-- START --

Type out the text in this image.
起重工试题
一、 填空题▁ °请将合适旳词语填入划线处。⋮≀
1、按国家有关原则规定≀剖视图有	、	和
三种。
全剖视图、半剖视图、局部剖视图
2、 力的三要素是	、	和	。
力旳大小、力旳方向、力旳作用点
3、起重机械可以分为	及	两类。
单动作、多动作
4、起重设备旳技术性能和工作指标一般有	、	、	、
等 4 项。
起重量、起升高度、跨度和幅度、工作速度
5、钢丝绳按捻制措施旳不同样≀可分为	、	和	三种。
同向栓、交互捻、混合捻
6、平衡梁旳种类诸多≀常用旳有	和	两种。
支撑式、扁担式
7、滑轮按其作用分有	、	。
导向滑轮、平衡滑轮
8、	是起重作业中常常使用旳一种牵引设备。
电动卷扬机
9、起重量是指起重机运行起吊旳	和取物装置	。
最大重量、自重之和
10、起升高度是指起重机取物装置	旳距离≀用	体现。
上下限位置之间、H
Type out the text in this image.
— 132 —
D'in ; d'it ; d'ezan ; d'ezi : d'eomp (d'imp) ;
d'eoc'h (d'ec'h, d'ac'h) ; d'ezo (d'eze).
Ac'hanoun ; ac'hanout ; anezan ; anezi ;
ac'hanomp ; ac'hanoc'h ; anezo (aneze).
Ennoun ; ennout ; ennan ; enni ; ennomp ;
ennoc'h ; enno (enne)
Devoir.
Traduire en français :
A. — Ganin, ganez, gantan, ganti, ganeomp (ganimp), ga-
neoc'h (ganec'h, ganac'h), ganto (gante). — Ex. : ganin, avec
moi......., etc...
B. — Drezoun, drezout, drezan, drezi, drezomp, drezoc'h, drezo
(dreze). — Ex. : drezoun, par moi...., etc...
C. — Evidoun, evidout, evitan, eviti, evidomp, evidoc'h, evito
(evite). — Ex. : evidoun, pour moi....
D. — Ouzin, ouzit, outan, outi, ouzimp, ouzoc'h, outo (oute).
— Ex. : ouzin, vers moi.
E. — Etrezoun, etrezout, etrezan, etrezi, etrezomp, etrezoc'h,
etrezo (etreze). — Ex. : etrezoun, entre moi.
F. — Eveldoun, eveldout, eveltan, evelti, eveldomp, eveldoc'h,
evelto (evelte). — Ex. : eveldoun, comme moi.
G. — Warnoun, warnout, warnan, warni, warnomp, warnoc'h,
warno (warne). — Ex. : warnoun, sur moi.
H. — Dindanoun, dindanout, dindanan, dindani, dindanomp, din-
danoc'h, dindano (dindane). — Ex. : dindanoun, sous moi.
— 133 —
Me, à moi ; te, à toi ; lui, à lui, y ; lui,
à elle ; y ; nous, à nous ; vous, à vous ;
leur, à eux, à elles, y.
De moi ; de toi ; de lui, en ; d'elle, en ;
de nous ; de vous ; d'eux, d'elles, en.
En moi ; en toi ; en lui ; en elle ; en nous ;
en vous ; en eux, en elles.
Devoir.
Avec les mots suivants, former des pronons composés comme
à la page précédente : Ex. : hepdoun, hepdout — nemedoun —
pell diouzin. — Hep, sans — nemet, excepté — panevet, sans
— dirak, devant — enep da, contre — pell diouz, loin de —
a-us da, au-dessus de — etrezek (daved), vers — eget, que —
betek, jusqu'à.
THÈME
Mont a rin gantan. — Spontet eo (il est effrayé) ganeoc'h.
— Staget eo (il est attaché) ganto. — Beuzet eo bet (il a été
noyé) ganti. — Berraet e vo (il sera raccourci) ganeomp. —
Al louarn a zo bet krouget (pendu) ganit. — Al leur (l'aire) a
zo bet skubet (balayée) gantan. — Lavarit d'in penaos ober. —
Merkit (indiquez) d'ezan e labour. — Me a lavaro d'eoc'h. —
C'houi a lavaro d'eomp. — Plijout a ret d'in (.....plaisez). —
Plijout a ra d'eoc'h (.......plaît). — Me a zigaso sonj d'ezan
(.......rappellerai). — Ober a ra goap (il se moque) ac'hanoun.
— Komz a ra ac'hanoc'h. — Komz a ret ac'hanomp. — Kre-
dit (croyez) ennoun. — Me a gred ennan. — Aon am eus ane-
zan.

-- END --

WHAT YOU HAVE TO DO
Write out every line from the records above, word for word.

FINAL RESULT
Type out the text in this image.
起重工试题
一、 填空题▁ °请将合适旳词语填入划线处。⋮≀
1、按国家有关原则规定≀剖视图有	、	和
三种。
全剖视图、半剖视图、局部剖视图
2、 力的三要素是	、	和	。
力旳大小、力旳方向、力旳作用点
3、起重机械可以分为	及	两类。
单动作、多动作
4、起重设备旳技术性能和工作指标一般有	、	、	、
等 4 项。
起重量、起升高度、跨度和幅度、工作速度
5、钢丝绳按捻制措施旳不同样≀可分为	、	和	三种。
同向栓、交互捻、混合捻
6、平衡梁旳种类诸多≀常用旳有	和	两种。
支撑式、扁担式
7、滑轮按其作用分有	、	。
导向滑轮、平衡滑轮
8、	是起重作业中常常使用旳一种牵引设备。
电动卷扬机
9、起重量是指起重机运行起吊旳	和取物装置	。
最大重量、自重之和
10、起升高度是指起重机取物装置	旳距离≀用	体现。
上下限位置之间、H
Type out the text in this image.
— 132 —
D'in ; d'it ; d'ezan ; d'ezi : d'eomp (d'imp) ;
d'eoc'h (d'ec'h, d'ac'h) ; d'ezo (d'eze).
Ac'hanoun ; ac'hanout ; anezan ; anezi ;
ac'hanomp ; ac'hanoc'h ; anezo (aneze).
Ennoun ; ennout ; ennan ; enni ; ennomp ;
ennoc'h ; enno (enne)
Devoir.
Traduire en français :
A. — Ganin, ganez, gantan, ganti, ganeomp (ganimp), ga-
neoc'h (ganec'h, ganac'h), ganto (gante). — Ex. : ganin, avec
moi......., etc...
B. — Drezoun, drezout, drezan, drezi, drezomp, drezoc'h, drezo
(dreze). — Ex. : drezoun, par moi...., etc...
C. — Evidoun, evidout, evitan, eviti, evidomp, evidoc'h, evito
(evite). — Ex. : evidoun, pour moi....
D. — Ouzin, ouzit, outan, outi, ouzimp, ouzoc'h, outo (oute).
— Ex. : ouzin, vers moi.
E. — Etrezoun, etrezout, etrezan, etrezi, etrezomp, etrezoc'h,
etrezo (etreze). — Ex. : etrezoun, entre moi.
F. — Eveldoun, eveldout, eveltan, evelti, eveldomp, eveldoc'h,
evelto (evelte). — Ex. : eveldoun, comme moi.
G. — Warnoun, warnout, warnan, warni, warnomp, warnoc'h,
warno (warne). — Ex. : warnoun, sur moi.
H. — Dindanoun, dindanout, dindanan, dindani, dindanomp, din-
danoc'h, dindano (dindane). — Ex. : dindanoun, sous moi.
— 133 —
Me, à moi ; te, à toi ; lui, à lui, y ; lui,
à elle ; y ; nous, à nous ; vous, à vous ;
leur, à eux, à elles, y.
De moi ; de toi ; de lui, en ; d'elle, en ;
de nous ; de vous ; d'eux, d'elles, en.
En moi ; en toi ; en lui ; en elle ; en nous ;
en vous ; en eux, en elles.
Devoir.
Avec les mots suivants, former des pronons composés comme
à la page précédente : Ex. : hepdoun, hepdout — nemedoun —
pell diouzin. — Hep, sans — nemet, excepté — panevet, sans
— dirak, devant — enep da, contre — pell diouz, loin de —
a-us da, au-dessus de — etrezek (daved), vers — eget, que —
betek, jusqu'à.
THÈME
Mont a rin gantan. — Spontet eo (il est effrayé) ganeoc'h.
— Staget eo (il est attaché) ganto. — Beuzet eo bet (il a été
noyé) ganti. — Berraet e vo (il sera raccourci) ganeomp. —
Al louarn a zo bet krouget (pendu) ganit. — Al leur (l'aire) a
zo bet skubet (balayée) gantan. — Lavarit d'in penaos ober. —
Merkit (indiquez) d'ezan e labour. — Me a lavaro d'eoc'h. —
C'houi a lavaro d'eomp. — Plijout a ret d'in (.....plaisez). —
Plijout a ra d'eoc'h (.......plaît). — Me a zigaso sonj d'ezan
(.......rappellerai). — Ober a ra goap (il se moque) ac'hanoun.
— Komz a ra ac'hanoc'h. — Komz a ret ac'hanomp. — Kre-
dit (croyez) ennoun. — Me a gred ennan. — Aon am eus ane-
zan.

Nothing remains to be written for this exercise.